OBJECTIVE: Write out each entry, exactly the way it appears.

THE DATA:

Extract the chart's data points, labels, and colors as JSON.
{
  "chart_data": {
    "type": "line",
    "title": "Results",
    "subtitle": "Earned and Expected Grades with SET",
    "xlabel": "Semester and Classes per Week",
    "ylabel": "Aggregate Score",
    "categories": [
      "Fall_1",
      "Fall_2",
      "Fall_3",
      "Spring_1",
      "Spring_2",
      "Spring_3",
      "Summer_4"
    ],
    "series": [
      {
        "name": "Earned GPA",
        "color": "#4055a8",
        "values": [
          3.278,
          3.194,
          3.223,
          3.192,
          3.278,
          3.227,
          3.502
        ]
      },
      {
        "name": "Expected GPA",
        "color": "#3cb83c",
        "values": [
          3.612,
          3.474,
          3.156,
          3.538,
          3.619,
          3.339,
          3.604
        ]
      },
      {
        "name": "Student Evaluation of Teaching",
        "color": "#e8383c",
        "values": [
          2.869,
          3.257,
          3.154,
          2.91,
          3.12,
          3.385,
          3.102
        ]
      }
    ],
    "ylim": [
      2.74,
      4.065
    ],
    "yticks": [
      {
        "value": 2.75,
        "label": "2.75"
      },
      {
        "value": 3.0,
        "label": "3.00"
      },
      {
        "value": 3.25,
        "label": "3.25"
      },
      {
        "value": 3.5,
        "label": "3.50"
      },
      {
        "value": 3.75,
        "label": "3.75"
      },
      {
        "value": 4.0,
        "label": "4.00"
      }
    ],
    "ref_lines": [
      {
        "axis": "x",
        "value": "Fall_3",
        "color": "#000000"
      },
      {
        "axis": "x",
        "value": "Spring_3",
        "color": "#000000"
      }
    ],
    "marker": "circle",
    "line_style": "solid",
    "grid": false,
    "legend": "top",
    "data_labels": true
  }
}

THE SOLUTION:
Extract the chart's data points, labels, and colors as JSON.
{
  "chart_data": {
    "type": "line",
    "title": "Results",
    "subtitle": "Earned and Expected Grades with SET",
    "xlabel": "Semester and Classes per Week",
    "ylabel": "Aggregate Score",
    "categories": [
      "Fall_1",
      "Fall_2",
      "Fall_3",
      "Spring_1",
      "Spring_2",
      "Spring_3",
      "Summer_4"
    ],
    "series": [
      {
        "name": "Earned GPA",
        "color": "#4055a8",
        "values": [
          3.278,
          3.194,
          3.223,
          3.192,
          3.278,
          3.227,
          3.502
        ]
      },
      {
        "name": "Expected GPA",
        "color": "#3cb83c",
        "values": [
          3.612,
          3.474,
          3.156,
          3.538,
          3.619,
          3.339,
          3.604
        ]
      },
      {
        "name": "Student Evaluation of Teaching",
        "color": "#e8383c",
        "values": [
          2.869,
          3.257,
          3.154,
          2.91,
          3.12,
          3.385,
          3.102
        ]
      }
    ],
    "ylim": [
      2.74,
      4.065
    ],
    "yticks": [
      {
        "value": 2.75,
        "label": "2.75"
      },
      {
        "value": 3.0,
        "label": "3.00"
      },
      {
        "value": 3.25,
        "label": "3.25"
      },
      {
        "value": 3.5,
        "label": "3.50"
      },
      {
        "value": 3.75,
        "label": "3.75"
      },
      {
        "value": 4.0,
        "label": "4.00"
      }
    ],
    "ref_lines": [
      {
        "axis": "x",
        "value": "Fall_3",
        "color": "#000000"
      },
      {
        "axis": "x",
        "value": "Spring_3",
        "color": "#000000"
      }
    ],
    "marker": "circle",
    "line_style": "solid",
    "grid": false,
    "legend": "top",
    "data_labels": true
  }
}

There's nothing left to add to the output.